▶ To be done:
Quote the records beneath, complete and exact. Leave out images.

++++ Data for this exercise

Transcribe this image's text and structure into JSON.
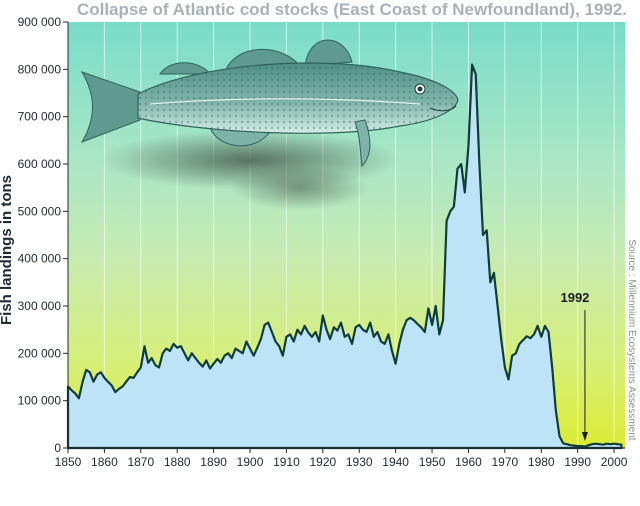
{
  "chart_data": {
    "type": "area",
    "title": "Collapse of Atlantic cod stocks (East Coast of Newfoundland), 1992.",
    "xlabel": "",
    "ylabel": "Fish landings in tons",
    "source": "Source : Millennium Ecosystems Assessment",
    "annotation": "1992",
    "annotation_x": 1992,
    "xlim": [
      1850,
      2003
    ],
    "ylim": [
      0,
      900000
    ],
    "x_ticks": [
      1850,
      1860,
      1870,
      1880,
      1890,
      1900,
      1910,
      1920,
      1930,
      1940,
      1950,
      1960,
      1970,
      1980,
      1990,
      2000
    ],
    "y_ticks": [
      0,
      100000,
      200000,
      300000,
      400000,
      500000,
      600000,
      700000,
      800000,
      900000
    ],
    "y_tick_labels": [
      "0",
      "100 000",
      "200 000",
      "300 000",
      "400 000",
      "500 000",
      "600 000",
      "700 000",
      "800 000",
      "900 000"
    ],
    "grid": "vertical",
    "colors": {
      "fill": "#bfe3f6",
      "line": "#0f3d38",
      "bg_top": "#79dcc8",
      "bg_mid": "#c4e8b4",
      "bg_bottom": "#d8ec3c"
    },
    "x": [
      1850,
      1851,
      1852,
      1853,
      1854,
      1855,
      1856,
      1857,
      1858,
      1859,
      1860,
      1861,
      1862,
      1863,
      1864,
      1865,
      1866,
      1867,
      1868,
      1869,
      1870,
      1871,
      1872,
      1873,
      1874,
      1875,
      1876,
      1877,
      1878,
      1879,
      1880,
      1881,
      1882,
      1883,
      1884,
      1885,
      1886,
      1887,
      1888,
      1889,
      1890,
      1891,
      1892,
      1893,
      1894,
      1895,
      1896,
      1897,
      1898,
      1899,
      1900,
      1901,
      1902,
      1903,
      1904,
      1905,
      1906,
      1907,
      1908,
      1909,
      1910,
      1911,
      1912,
      1913,
      1914,
      1915,
      1916,
      1917,
      1918,
      1919,
      1920,
      1921,
      1922,
      1923,
      1924,
      1925,
      1926,
      1927,
      1928,
      1929,
      1930,
      1931,
      1932,
      1933,
      1934,
      1935,
      1936,
      1937,
      1938,
      1939,
      1940,
      1941,
      1942,
      1943,
      1944,
      1945,
      1946,
      1947,
      1948,
      1949,
      1950,
      1951,
      1952,
      1953,
      1954,
      1955,
      1956,
      1957,
      1958,
      1959,
      1960,
      1961,
      1962,
      1963,
      1964,
      1965,
      1966,
      1967,
      1968,
      1969,
      1970,
      1971,
      1972,
      1973,
      1974,
      1975,
      1976,
      1977,
      1978,
      1979,
      1980,
      1981,
      1982,
      1983,
      1984,
      1985,
      1986,
      1987,
      1988,
      1989,
      1990,
      1991,
      1992,
      1993,
      1994,
      1995,
      1996,
      1997,
      1998,
      1999,
      2000,
      2001,
      2002
    ],
    "series": [
      {
        "values": [
          130000,
          122000,
          115000,
          105000,
          140000,
          165000,
          160000,
          140000,
          155000,
          160000,
          148000,
          140000,
          132000,
          118000,
          125000,
          130000,
          140000,
          150000,
          148000,
          160000,
          170000,
          215000,
          180000,
          190000,
          175000,
          170000,
          200000,
          210000,
          205000,
          220000,
          212000,
          215000,
          200000,
          185000,
          200000,
          190000,
          180000,
          172000,
          185000,
          168000,
          178000,
          188000,
          180000,
          195000,
          200000,
          190000,
          210000,
          205000,
          200000,
          225000,
          210000,
          195000,
          212000,
          230000,
          260000,
          265000,
          245000,
          225000,
          215000,
          195000,
          235000,
          240000,
          225000,
          250000,
          240000,
          258000,
          244000,
          235000,
          245000,
          225000,
          280000,
          250000,
          230000,
          255000,
          248000,
          265000,
          235000,
          240000,
          220000,
          255000,
          260000,
          250000,
          245000,
          265000,
          235000,
          245000,
          225000,
          220000,
          240000,
          205000,
          178000,
          220000,
          250000,
          270000,
          275000,
          270000,
          262000,
          255000,
          245000,
          295000,
          260000,
          300000,
          240000,
          270000,
          480000,
          500000,
          510000,
          590000,
          600000,
          540000,
          640000,
          810000,
          790000,
          600000,
          450000,
          460000,
          350000,
          370000,
          300000,
          230000,
          170000,
          145000,
          195000,
          200000,
          220000,
          228000,
          236000,
          232000,
          240000,
          258000,
          235000,
          258000,
          245000,
          170000,
          80000,
          25000,
          10000,
          8000,
          6000,
          5000,
          4000,
          4000,
          3000,
          6000,
          8000,
          9000,
          8000,
          7000,
          9000,
          8000,
          9000,
          8000,
          7000
        ]
      }
    ]
  }
}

++++++++

▶ Output of the task:
Transcribe this image's text and structure into JSON.
{
  "chart_data": {
    "type": "area",
    "title": "Collapse of Atlantic cod stocks (East Coast of Newfoundland), 1992.",
    "xlabel": "",
    "ylabel": "Fish landings in tons",
    "source": "Source : Millennium Ecosystems Assessment",
    "annotation": "1992",
    "annotation_x": 1992,
    "xlim": [
      1850,
      2003
    ],
    "ylim": [
      0,
      900000
    ],
    "x_ticks": [
      1850,
      1860,
      1870,
      1880,
      1890,
      1900,
      1910,
      1920,
      1930,
      1940,
      1950,
      1960,
      1970,
      1980,
      1990,
      2000
    ],
    "y_ticks": [
      0,
      100000,
      200000,
      300000,
      400000,
      500000,
      600000,
      700000,
      800000,
      900000
    ],
    "y_tick_labels": [
      "0",
      "100 000",
      "200 000",
      "300 000",
      "400 000",
      "500 000",
      "600 000",
      "700 000",
      "800 000",
      "900 000"
    ],
    "grid": "vertical",
    "colors": {
      "fill": "#bfe3f6",
      "line": "#0f3d38",
      "bg_top": "#79dcc8",
      "bg_mid": "#c4e8b4",
      "bg_bottom": "#d8ec3c"
    },
    "x": [
      1850,
      1851,
      1852,
      1853,
      1854,
      1855,
      1856,
      1857,
      1858,
      1859,
      1860,
      1861,
      1862,
      1863,
      1864,
      1865,
      1866,
      1867,
      1868,
      1869,
      1870,
      1871,
      1872,
      1873,
      1874,
      1875,
      1876,
      1877,
      1878,
      1879,
      1880,
      1881,
      1882,
      1883,
      1884,
      1885,
      1886,
      1887,
      1888,
      1889,
      1890,
      1891,
      1892,
      1893,
      1894,
      1895,
      1896,
      1897,
      1898,
      1899,
      1900,
      1901,
      1902,
      1903,
      1904,
      1905,
      1906,
      1907,
      1908,
      1909,
      1910,
      1911,
      1912,
      1913,
      1914,
      1915,
      1916,
      1917,
      1918,
      1919,
      1920,
      1921,
      1922,
      1923,
      1924,
      1925,
      1926,
      1927,
      1928,
      1929,
      1930,
      1931,
      1932,
      1933,
      1934,
      1935,
      1936,
      1937,
      1938,
      1939,
      1940,
      1941,
      1942,
      1943,
      1944,
      1945,
      1946,
      1947,
      1948,
      1949,
      1950,
      1951,
      1952,
      1953,
      1954,
      1955,
      1956,
      1957,
      1958,
      1959,
      1960,
      1961,
      1962,
      1963,
      1964,
      1965,
      1966,
      1967,
      1968,
      1969,
      1970,
      1971,
      1972,
      1973,
      1974,
      1975,
      1976,
      1977,
      1978,
      1979,
      1980,
      1981,
      1982,
      1983,
      1984,
      1985,
      1986,
      1987,
      1988,
      1989,
      1990,
      1991,
      1992,
      1993,
      1994,
      1995,
      1996,
      1997,
      1998,
      1999,
      2000,
      2001,
      2002
    ],
    "series": [
      {
        "values": [
          130000,
          122000,
          115000,
          105000,
          140000,
          165000,
          160000,
          140000,
          155000,
          160000,
          148000,
          140000,
          132000,
          118000,
          125000,
          130000,
          140000,
          150000,
          148000,
          160000,
          170000,
          215000,
          180000,
          190000,
          175000,
          170000,
          200000,
          210000,
          205000,
          220000,
          212000,
          215000,
          200000,
          185000,
          200000,
          190000,
          180000,
          172000,
          185000,
          168000,
          178000,
          188000,
          180000,
          195000,
          200000,
          190000,
          210000,
          205000,
          200000,
          225000,
          210000,
          195000,
          212000,
          230000,
          260000,
          265000,
          245000,
          225000,
          215000,
          195000,
          235000,
          240000,
          225000,
          250000,
          240000,
          258000,
          244000,
          235000,
          245000,
          225000,
          280000,
          250000,
          230000,
          255000,
          248000,
          265000,
          235000,
          240000,
          220000,
          255000,
          260000,
          250000,
          245000,
          265000,
          235000,
          245000,
          225000,
          220000,
          240000,
          205000,
          178000,
          220000,
          250000,
          270000,
          275000,
          270000,
          262000,
          255000,
          245000,
          295000,
          260000,
          300000,
          240000,
          270000,
          480000,
          500000,
          510000,
          590000,
          600000,
          540000,
          640000,
          810000,
          790000,
          600000,
          450000,
          460000,
          350000,
          370000,
          300000,
          230000,
          170000,
          145000,
          195000,
          200000,
          220000,
          228000,
          236000,
          232000,
          240000,
          258000,
          235000,
          258000,
          245000,
          170000,
          80000,
          25000,
          10000,
          8000,
          6000,
          5000,
          4000,
          4000,
          3000,
          6000,
          8000,
          9000,
          8000,
          7000,
          9000,
          8000,
          9000,
          8000,
          7000
        ]
      }
    ]
  }
}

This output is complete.